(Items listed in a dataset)

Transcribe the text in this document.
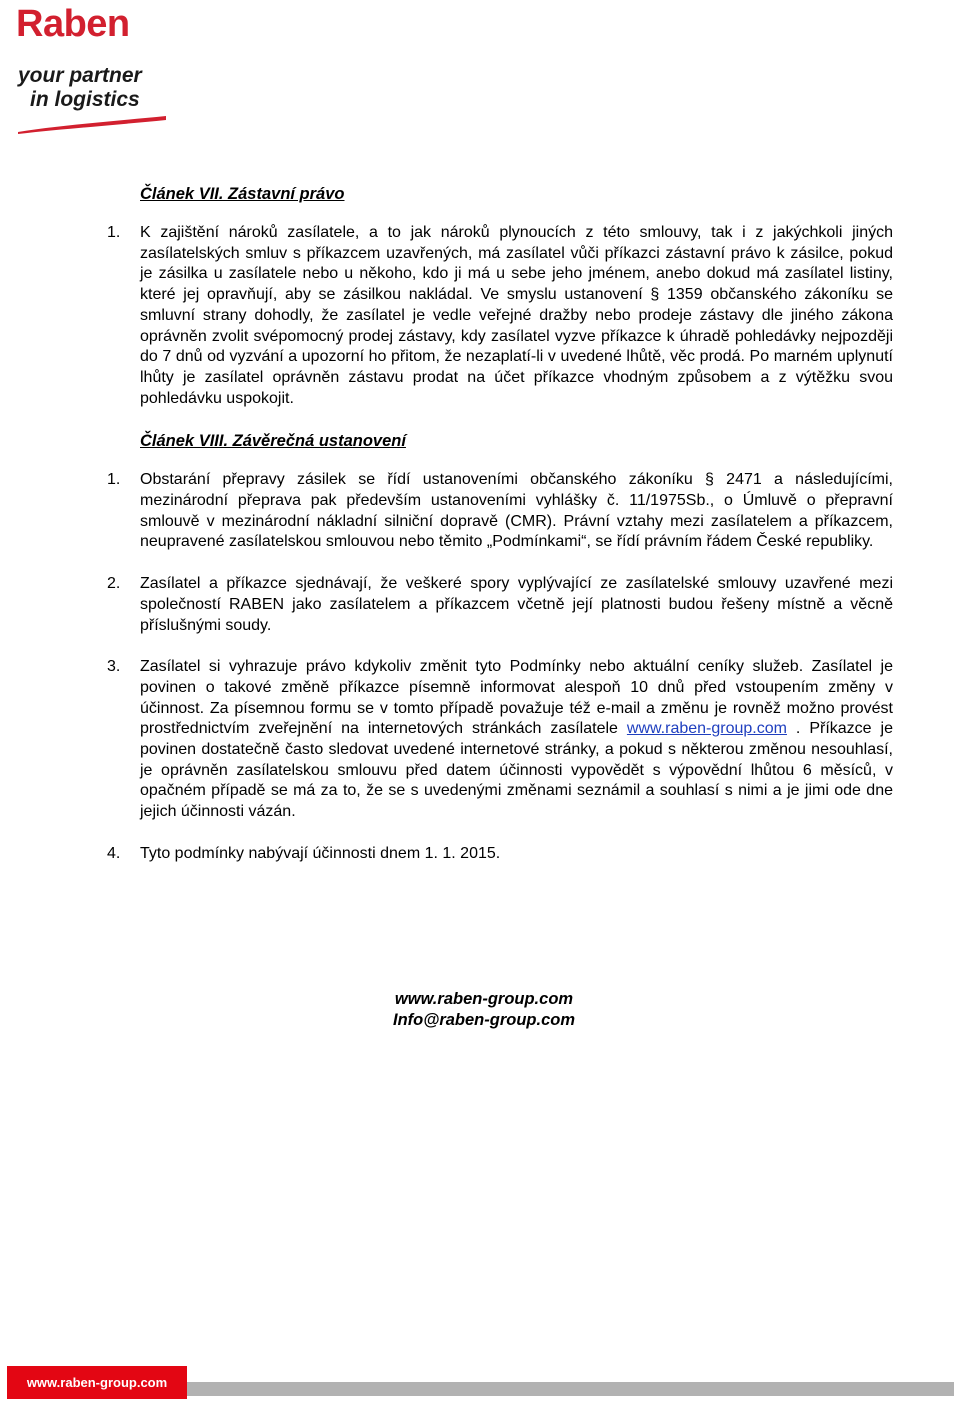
Raben
your partner
in logistics
Článek VII. Zástavní právo
1.	K zajištění nároků zasílatele, a to jak nároků plynoucích z této smlouvy, tak i z jakýchkoli jiných zasílatelských smluv s příkazcem uzavřených, má zasílatel vůči příkazci zástavní právo k zásilce, pokud je zásilka u zasílatele nebo u někoho, kdo ji má u sebe jeho jménem, anebo dokud má zasílatel listiny, které jej opravňují, aby se zásilkou nakládal. Ve smyslu ustanovení § 1359 občanského zákoníku se smluvní strany dohodly, že zasílatel je vedle veřejné dražby nebo prodeje zástavy dle jiného zákona oprávněn zvolit svépomocný prodej zástavy, kdy zasílatel vyzve příkazce k úhradě pohledávky nejpozději do 7 dnů od vyzvání a upozorní ho přitom, že nezaplatí-li v uvedené lhůtě, věc prodá. Po marném uplynutí lhůty je zasílatel oprávněn zástavu prodat na účet příkazce vhodným způsobem a z výtěžku svou pohledávku uspokojit.
Článek VIII. Závěrečná ustanovení
1.	Obstarání přepravy zásilek se řídí ustanoveními občanského zákoníku § 2471 a následujícími, mezinárodní přeprava pak především ustanoveními vyhlášky č. 11/1975Sb., o Úmluvě o přepravní smlouvě v mezinárodní nákladní silniční dopravě (CMR). Právní vztahy mezi zasílatelem a příkazcem, neupravené zasílatelskou smlouvou nebo těmito „Podmínkami“, se řídí právním řádem České republiky.
2.	Zasílatel a příkazce sjednávají, že veškeré spory vyplývající ze zasílatelské smlouvy uzavřené mezi společností RABEN jako zasílatelem a příkazcem včetně její platnosti budou řešeny místně a věcně příslušnými soudy.
3.	Zasílatel si vyhrazuje právo kdykoliv změnit tyto Podmínky nebo aktuální ceníky služeb. Zasílatel je povinen o takové změně příkazce písemně informovat alespoň 10 dnů před vstoupením změny v účinnost. Za písemnou formu se v tomto případě považuje též e-mail a změnu je rovněž možno provést prostřednictvím zveřejnění na internetových stránkách zasílatele www.raben-group.com . Příkazce je povinen dostatečně často sledovat uvedené internetové stránky, a pokud s některou změnou nesouhlasí, je oprávněn zasílatelskou smlouvu před datem účinnosti vypovědět s výpovědní lhůtou 6 měsíců, v opačném případě se má za to, že se s uvedenými změnami seznámil a souhlasí s nimi a je jimi ode dne jejich účinnosti vázán.
4.	Tyto podmínky nabývají účinnosti dnem 1. 1. 2015.
www.raben-group.com
Info@raben-group.com
www.raben-group.com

**Short problem**
Drop the images and quote the entries word for word.

**The response**
Transcribe the text in this document.
Raben
your partner
in logistics
Článek VII. Zástavní právo
1.	K zajištění nároků zasílatele, a to jak nároků plynoucích z této smlouvy, tak i z jakýchkoli jiných zasílatelských smluv s příkazcem uzavřených, má zasílatel vůči příkazci zástavní právo k zásilce, pokud je zásilka u zasílatele nebo u někoho, kdo ji má u sebe jeho jménem, anebo dokud má zasílatel listiny, které jej opravňují, aby se zásilkou nakládal. Ve smyslu ustanovení § 1359 občanského zákoníku se smluvní strany dohodly, že zasílatel je vedle veřejné dražby nebo prodeje zástavy dle jiného zákona oprávněn zvolit svépomocný prodej zástavy, kdy zasílatel vyzve příkazce k úhradě pohledávky nejpozději do 7 dnů od vyzvání a upozorní ho přitom, že nezaplatí-li v uvedené lhůtě, věc prodá. Po marném uplynutí lhůty je zasílatel oprávněn zástavu prodat na účet příkazce vhodným způsobem a z výtěžku svou pohledávku uspokojit.
Článek VIII. Závěrečná ustanovení
1.	Obstarání přepravy zásilek se řídí ustanoveními občanského zákoníku § 2471 a následujícími, mezinárodní přeprava pak především ustanoveními vyhlášky č. 11/1975Sb., o Úmluvě o přepravní smlouvě v mezinárodní nákladní silniční dopravě (CMR). Právní vztahy mezi zasílatelem a příkazcem, neupravené zasílatelskou smlouvou nebo těmito „Podmínkami“, se řídí právním řádem České republiky.
2.	Zasílatel a příkazce sjednávají, že veškeré spory vyplývající ze zasílatelské smlouvy uzavřené mezi společností RABEN jako zasílatelem a příkazcem včetně její platnosti budou řešeny místně a věcně příslušnými soudy.
3.	Zasílatel si vyhrazuje právo kdykoliv změnit tyto Podmínky nebo aktuální ceníky služeb. Zasílatel je povinen o takové změně příkazce písemně informovat alespoň 10 dnů před vstoupením změny v účinnost. Za písemnou formu se v tomto případě považuje též e-mail a změnu je rovněž možno provést prostřednictvím zveřejnění na internetových stránkách zasílatele www.raben-group.com . Příkazce je povinen dostatečně často sledovat uvedené internetové stránky, a pokud s některou změnou nesouhlasí, je oprávněn zasílatelskou smlouvu před datem účinnosti vypovědět s výpovědní lhůtou 6 měsíců, v opačném případě se má za to, že se s uvedenými změnami seznámil a souhlasí s nimi a je jimi ode dne jejich účinnosti vázán.
4.	Tyto podmínky nabývají účinnosti dnem 1. 1. 2015.
www.raben-group.com
Info@raben-group.com
www.raben-group.com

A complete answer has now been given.